Work to do>
Please repeat all of the lines that follow, exactly as written.

Data in this exercise>
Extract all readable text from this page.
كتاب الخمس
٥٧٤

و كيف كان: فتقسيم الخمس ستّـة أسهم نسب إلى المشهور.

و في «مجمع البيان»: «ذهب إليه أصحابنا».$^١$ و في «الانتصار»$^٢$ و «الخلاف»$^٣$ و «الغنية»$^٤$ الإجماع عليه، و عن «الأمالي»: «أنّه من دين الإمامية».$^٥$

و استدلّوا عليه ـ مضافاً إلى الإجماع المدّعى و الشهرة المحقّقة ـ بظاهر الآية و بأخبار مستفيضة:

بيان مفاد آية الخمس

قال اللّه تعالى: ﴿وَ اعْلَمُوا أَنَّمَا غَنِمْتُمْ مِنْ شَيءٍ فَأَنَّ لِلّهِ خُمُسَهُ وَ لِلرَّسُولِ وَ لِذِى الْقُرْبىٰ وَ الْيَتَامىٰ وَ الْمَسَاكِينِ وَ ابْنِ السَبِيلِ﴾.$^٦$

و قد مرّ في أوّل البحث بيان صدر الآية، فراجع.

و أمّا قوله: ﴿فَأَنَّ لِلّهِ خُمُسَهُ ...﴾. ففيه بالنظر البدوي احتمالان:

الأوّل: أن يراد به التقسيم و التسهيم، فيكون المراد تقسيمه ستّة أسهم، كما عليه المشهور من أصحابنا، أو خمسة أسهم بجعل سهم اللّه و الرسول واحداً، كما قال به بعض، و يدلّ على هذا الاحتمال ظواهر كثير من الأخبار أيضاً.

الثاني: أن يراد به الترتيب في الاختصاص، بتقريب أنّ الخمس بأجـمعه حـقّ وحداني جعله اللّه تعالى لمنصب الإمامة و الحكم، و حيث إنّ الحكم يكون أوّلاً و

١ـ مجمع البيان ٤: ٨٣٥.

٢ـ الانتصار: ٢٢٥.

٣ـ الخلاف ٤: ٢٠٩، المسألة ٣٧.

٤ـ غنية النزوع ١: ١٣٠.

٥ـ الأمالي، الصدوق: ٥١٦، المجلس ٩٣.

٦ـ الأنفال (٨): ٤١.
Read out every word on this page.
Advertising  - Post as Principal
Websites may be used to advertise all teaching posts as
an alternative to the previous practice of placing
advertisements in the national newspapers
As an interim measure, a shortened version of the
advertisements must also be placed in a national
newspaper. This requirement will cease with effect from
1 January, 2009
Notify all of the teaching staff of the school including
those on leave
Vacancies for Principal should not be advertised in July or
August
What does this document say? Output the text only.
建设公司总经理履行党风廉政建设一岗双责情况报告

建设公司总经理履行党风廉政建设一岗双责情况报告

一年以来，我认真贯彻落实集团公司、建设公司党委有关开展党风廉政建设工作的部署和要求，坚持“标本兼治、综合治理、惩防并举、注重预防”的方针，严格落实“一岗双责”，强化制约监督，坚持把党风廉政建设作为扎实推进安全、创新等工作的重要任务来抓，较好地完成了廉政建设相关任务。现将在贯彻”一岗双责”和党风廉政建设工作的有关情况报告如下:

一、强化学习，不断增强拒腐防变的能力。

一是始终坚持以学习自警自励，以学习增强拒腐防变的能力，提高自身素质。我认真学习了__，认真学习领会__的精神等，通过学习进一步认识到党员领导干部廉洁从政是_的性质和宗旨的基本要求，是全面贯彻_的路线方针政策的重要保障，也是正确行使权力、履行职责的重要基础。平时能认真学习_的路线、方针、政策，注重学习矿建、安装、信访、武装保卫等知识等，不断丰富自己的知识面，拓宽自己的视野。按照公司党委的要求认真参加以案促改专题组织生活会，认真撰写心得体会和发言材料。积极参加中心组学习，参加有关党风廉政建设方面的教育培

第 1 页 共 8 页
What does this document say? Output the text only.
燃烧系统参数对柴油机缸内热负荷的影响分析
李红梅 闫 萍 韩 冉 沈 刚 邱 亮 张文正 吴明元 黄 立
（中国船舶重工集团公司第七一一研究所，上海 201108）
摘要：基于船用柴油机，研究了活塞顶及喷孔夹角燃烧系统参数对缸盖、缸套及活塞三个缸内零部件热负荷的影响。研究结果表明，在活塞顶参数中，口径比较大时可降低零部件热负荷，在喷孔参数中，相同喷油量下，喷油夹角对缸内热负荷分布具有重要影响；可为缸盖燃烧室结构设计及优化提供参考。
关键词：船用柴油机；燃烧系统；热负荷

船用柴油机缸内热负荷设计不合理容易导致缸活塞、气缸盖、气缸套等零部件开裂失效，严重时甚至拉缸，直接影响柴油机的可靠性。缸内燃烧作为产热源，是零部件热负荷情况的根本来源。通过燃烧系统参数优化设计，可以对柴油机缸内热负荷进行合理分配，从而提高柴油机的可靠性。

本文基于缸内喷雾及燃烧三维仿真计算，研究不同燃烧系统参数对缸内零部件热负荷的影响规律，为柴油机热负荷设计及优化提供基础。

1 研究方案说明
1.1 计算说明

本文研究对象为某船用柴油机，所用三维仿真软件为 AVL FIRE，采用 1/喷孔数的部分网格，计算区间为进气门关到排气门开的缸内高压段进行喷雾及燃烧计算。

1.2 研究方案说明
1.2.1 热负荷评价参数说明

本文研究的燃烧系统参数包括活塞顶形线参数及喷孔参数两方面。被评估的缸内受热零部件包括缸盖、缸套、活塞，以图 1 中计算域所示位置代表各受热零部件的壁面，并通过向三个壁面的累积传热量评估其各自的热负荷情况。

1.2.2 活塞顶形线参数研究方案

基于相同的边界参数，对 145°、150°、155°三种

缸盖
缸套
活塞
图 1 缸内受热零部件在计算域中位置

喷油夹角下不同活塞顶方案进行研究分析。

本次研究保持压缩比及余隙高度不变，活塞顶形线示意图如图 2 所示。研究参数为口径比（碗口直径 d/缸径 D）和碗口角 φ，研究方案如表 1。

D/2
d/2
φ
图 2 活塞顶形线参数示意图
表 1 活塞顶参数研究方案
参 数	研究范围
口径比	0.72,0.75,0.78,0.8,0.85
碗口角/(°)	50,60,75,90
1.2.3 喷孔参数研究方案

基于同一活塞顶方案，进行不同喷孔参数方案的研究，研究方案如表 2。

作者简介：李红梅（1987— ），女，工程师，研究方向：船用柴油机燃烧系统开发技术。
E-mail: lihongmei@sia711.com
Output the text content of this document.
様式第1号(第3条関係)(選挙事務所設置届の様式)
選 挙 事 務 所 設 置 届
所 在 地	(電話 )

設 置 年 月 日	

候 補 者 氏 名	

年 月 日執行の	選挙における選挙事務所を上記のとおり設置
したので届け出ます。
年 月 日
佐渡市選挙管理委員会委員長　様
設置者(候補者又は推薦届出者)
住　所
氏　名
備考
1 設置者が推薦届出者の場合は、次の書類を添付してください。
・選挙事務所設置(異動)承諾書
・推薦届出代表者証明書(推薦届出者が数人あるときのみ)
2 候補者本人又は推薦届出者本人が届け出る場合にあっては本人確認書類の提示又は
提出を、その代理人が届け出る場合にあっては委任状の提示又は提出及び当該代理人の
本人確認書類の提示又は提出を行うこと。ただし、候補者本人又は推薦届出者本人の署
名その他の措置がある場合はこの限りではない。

Correct answer>
Extract all readable text from this page.
كتاب الخمس
٥٧٤

و كيف كان: فتقسيم الخمس ستّـة أسهم نسب إلى المشهور.

و في «مجمع البيان»: «ذهب إليه أصحابنا».$^١$ و في «الانتصار»$^٢$ و «الخلاف»$^٣$ و «الغنية»$^٤$ الإجماع عليه، و عن «الأمالي»: «أنّه من دين الإمامية».$^٥$

و استدلّوا عليه ـ مضافاً إلى الإجماع المدّعى و الشهرة المحقّقة ـ بظاهر الآية و بأخبار مستفيضة:

بيان مفاد آية الخمس

قال اللّه تعالى: ﴿وَ اعْلَمُوا أَنَّمَا غَنِمْتُمْ مِنْ شَيءٍ فَأَنَّ لِلّهِ خُمُسَهُ وَ لِلرَّسُولِ وَ لِذِى الْقُرْبىٰ وَ الْيَتَامىٰ وَ الْمَسَاكِينِ وَ ابْنِ السَبِيلِ﴾.$^٦$

و قد مرّ في أوّل البحث بيان صدر الآية، فراجع.

و أمّا قوله: ﴿فَأَنَّ لِلّهِ خُمُسَهُ ...﴾. ففيه بالنظر البدوي احتمالان:

الأوّل: أن يراد به التقسيم و التسهيم، فيكون المراد تقسيمه ستّة أسهم، كما عليه المشهور من أصحابنا، أو خمسة أسهم بجعل سهم اللّه و الرسول واحداً، كما قال به بعض، و يدلّ على هذا الاحتمال ظواهر كثير من الأخبار أيضاً.

الثاني: أن يراد به الترتيب في الاختصاص، بتقريب أنّ الخمس بأجـمعه حـقّ وحداني جعله اللّه تعالى لمنصب الإمامة و الحكم، و حيث إنّ الحكم يكون أوّلاً و

١ـ مجمع البيان ٤: ٨٣٥.

٢ـ الانتصار: ٢٢٥.

٣ـ الخلاف ٤: ٢٠٩، المسألة ٣٧.

٤ـ غنية النزوع ١: ١٣٠.

٥ـ الأمالي، الصدوق: ٥١٦، المجلس ٩٣.

٦ـ الأنفال (٨): ٤١.
Read out every word on this page.
Advertising  - Post as Principal
Websites may be used to advertise all teaching posts as
an alternative to the previous practice of placing
advertisements in the national newspapers
As an interim measure, a shortened version of the
advertisements must also be placed in a national
newspaper. This requirement will cease with effect from
1 January, 2009
Notify all of the teaching staff of the school including
those on leave
Vacancies for Principal should not be advertised in July or
August
What does this document say? Output the text only.
建设公司总经理履行党风廉政建设一岗双责情况报告

建设公司总经理履行党风廉政建设一岗双责情况报告

一年以来，我认真贯彻落实集团公司、建设公司党委有关开展党风廉政建设工作的部署和要求，坚持“标本兼治、综合治理、惩防并举、注重预防”的方针，严格落实“一岗双责”，强化制约监督，坚持把党风廉政建设作为扎实推进安全、创新等工作的重要任务来抓，较好地完成了廉政建设相关任务。现将在贯彻”一岗双责”和党风廉政建设工作的有关情况报告如下:

一、强化学习，不断增强拒腐防变的能力。

一是始终坚持以学习自警自励，以学习增强拒腐防变的能力，提高自身素质。我认真学习了__，认真学习领会__的精神等，通过学习进一步认识到党员领导干部廉洁从政是_的性质和宗旨的基本要求，是全面贯彻_的路线方针政策的重要保障，也是正确行使权力、履行职责的重要基础。平时能认真学习_的路线、方针、政策，注重学习矿建、安装、信访、武装保卫等知识等，不断丰富自己的知识面，拓宽自己的视野。按照公司党委的要求认真参加以案促改专题组织生活会，认真撰写心得体会和发言材料。积极参加中心组学习，参加有关党风廉政建设方面的教育培

第 1 页 共 8 页
What does this document say? Output the text only.
燃烧系统参数对柴油机缸内热负荷的影响分析
李红梅 闫 萍 韩 冉 沈 刚 邱 亮 张文正 吴明元 黄 立
（中国船舶重工集团公司第七一一研究所，上海 201108）
摘要：基于船用柴油机，研究了活塞顶及喷孔夹角燃烧系统参数对缸盖、缸套及活塞三个缸内零部件热负荷的影响。研究结果表明，在活塞顶参数中，口径比较大时可降低零部件热负荷，在喷孔参数中，相同喷油量下，喷油夹角对缸内热负荷分布具有重要影响；可为缸盖燃烧室结构设计及优化提供参考。
关键词：船用柴油机；燃烧系统；热负荷

船用柴油机缸内热负荷设计不合理容易导致缸活塞、气缸盖、气缸套等零部件开裂失效，严重时甚至拉缸，直接影响柴油机的可靠性。缸内燃烧作为产热源，是零部件热负荷情况的根本来源。通过燃烧系统参数优化设计，可以对柴油机缸内热负荷进行合理分配，从而提高柴油机的可靠性。

本文基于缸内喷雾及燃烧三维仿真计算，研究不同燃烧系统参数对缸内零部件热负荷的影响规律，为柴油机热负荷设计及优化提供基础。

1 研究方案说明
1.1 计算说明

本文研究对象为某船用柴油机，所用三维仿真软件为 AVL FIRE，采用 1/喷孔数的部分网格，计算区间为进气门关到排气门开的缸内高压段进行喷雾及燃烧计算。

1.2 研究方案说明
1.2.1 热负荷评价参数说明

本文研究的燃烧系统参数包括活塞顶形线参数及喷孔参数两方面。被评估的缸内受热零部件包括缸盖、缸套、活塞，以图 1 中计算域所示位置代表各受热零部件的壁面，并通过向三个壁面的累积传热量评估其各自的热负荷情况。

1.2.2 活塞顶形线参数研究方案

基于相同的边界参数，对 145°、150°、155°三种

缸盖
缸套
活塞
图 1 缸内受热零部件在计算域中位置

喷油夹角下不同活塞顶方案进行研究分析。

本次研究保持压缩比及余隙高度不变，活塞顶形线示意图如图 2 所示。研究参数为口径比（碗口直径 d/缸径 D）和碗口角 φ，研究方案如表 1。

D/2
d/2
φ
图 2 活塞顶形线参数示意图
表 1 活塞顶参数研究方案
参 数	研究范围
口径比	0.72,0.75,0.78,0.8,0.85
碗口角/(°)	50,60,75,90
1.2.3 喷孔参数研究方案

基于同一活塞顶方案，进行不同喷孔参数方案的研究，研究方案如表 2。

作者简介：李红梅（1987— ），女，工程师，研究方向：船用柴油机燃烧系统开发技术。
E-mail: lihongmei@sia711.com
Output the text content of this document.
様式第1号(第3条関係)(選挙事務所設置届の様式)
選 挙 事 務 所 設 置 届
所 在 地	(電話 )

設 置 年 月 日	

候 補 者 氏 名	

年 月 日執行の	選挙における選挙事務所を上記のとおり設置
したので届け出ます。
年 月 日
佐渡市選挙管理委員会委員長　様
設置者(候補者又は推薦届出者)
住　所
氏　名
備考
1 設置者が推薦届出者の場合は、次の書類を添付してください。
・選挙事務所設置(異動)承諾書
・推薦届出代表者証明書(推薦届出者が数人あるときのみ)
2 候補者本人又は推薦届出者本人が届け出る場合にあっては本人確認書類の提示又は
提出を、その代理人が届け出る場合にあっては委任状の提示又は提出及び当該代理人の
本人確認書類の提示又は提出を行うこと。ただし、候補者本人又は推薦届出者本人の署
名その他の措置がある場合はこの限りではない。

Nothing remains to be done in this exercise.